[Objective]
Which lines in the items below contain the string "开通VIP"? Copy each of them out.
====
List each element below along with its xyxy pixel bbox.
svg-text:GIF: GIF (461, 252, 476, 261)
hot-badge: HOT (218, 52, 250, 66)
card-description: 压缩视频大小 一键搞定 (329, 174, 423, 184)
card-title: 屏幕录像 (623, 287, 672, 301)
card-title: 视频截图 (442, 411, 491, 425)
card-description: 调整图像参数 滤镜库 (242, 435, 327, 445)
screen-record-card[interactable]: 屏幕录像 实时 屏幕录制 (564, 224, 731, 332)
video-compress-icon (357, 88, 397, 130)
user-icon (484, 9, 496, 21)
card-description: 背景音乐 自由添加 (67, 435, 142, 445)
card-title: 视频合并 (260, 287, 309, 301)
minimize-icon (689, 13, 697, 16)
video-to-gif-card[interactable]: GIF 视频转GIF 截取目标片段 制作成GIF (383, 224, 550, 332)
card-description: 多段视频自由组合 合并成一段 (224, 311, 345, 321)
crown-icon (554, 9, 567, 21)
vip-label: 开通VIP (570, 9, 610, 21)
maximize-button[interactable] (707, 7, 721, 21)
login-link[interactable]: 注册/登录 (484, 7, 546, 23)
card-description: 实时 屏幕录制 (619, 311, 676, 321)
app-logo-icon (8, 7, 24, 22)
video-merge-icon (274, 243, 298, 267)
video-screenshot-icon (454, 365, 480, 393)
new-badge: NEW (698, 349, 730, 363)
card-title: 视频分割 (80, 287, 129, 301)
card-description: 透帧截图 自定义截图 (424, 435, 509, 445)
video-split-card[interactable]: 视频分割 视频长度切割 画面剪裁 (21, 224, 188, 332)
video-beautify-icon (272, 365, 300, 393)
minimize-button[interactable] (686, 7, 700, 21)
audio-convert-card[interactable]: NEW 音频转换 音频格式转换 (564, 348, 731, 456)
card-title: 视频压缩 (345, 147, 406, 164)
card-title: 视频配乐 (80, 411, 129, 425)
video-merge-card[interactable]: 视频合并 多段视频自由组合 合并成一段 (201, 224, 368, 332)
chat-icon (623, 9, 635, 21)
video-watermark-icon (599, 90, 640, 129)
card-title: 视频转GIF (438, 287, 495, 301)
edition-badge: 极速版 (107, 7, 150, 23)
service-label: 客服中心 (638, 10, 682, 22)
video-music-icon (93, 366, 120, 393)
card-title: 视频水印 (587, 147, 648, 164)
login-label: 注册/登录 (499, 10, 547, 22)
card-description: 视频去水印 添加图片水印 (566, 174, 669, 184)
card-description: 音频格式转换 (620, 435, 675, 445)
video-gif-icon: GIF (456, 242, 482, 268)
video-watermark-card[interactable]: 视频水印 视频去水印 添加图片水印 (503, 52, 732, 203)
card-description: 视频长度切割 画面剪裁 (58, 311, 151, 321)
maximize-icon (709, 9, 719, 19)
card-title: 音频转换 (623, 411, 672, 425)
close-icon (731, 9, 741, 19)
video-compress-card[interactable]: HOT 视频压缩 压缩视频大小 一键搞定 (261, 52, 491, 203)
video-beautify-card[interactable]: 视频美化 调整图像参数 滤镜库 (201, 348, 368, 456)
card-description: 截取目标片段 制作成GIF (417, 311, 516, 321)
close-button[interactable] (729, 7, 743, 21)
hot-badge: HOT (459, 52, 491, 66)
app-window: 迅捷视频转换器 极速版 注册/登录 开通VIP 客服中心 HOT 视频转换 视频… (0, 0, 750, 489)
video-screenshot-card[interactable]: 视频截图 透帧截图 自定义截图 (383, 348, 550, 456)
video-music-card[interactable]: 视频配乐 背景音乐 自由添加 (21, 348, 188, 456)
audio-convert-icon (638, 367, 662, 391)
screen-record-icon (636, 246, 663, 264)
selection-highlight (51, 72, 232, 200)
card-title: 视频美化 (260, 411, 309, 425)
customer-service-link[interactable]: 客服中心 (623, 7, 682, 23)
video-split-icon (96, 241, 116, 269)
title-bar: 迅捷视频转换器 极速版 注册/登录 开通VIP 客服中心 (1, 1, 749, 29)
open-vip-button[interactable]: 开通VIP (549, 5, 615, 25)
====
[Task answer]
vip-label: 开通VIP (570, 9, 610, 21)
app-window: 迅捷视频转换器 极速版 注册/登录 开通VIP 客服中心 HOT 视频转换 视频… (0, 0, 750, 489)
title-bar: 迅捷视频转换器 极速版 注册/登录 开通VIP 客服中心 (1, 1, 749, 29)
open-vip-button[interactable]: 开通VIP (549, 5, 615, 25)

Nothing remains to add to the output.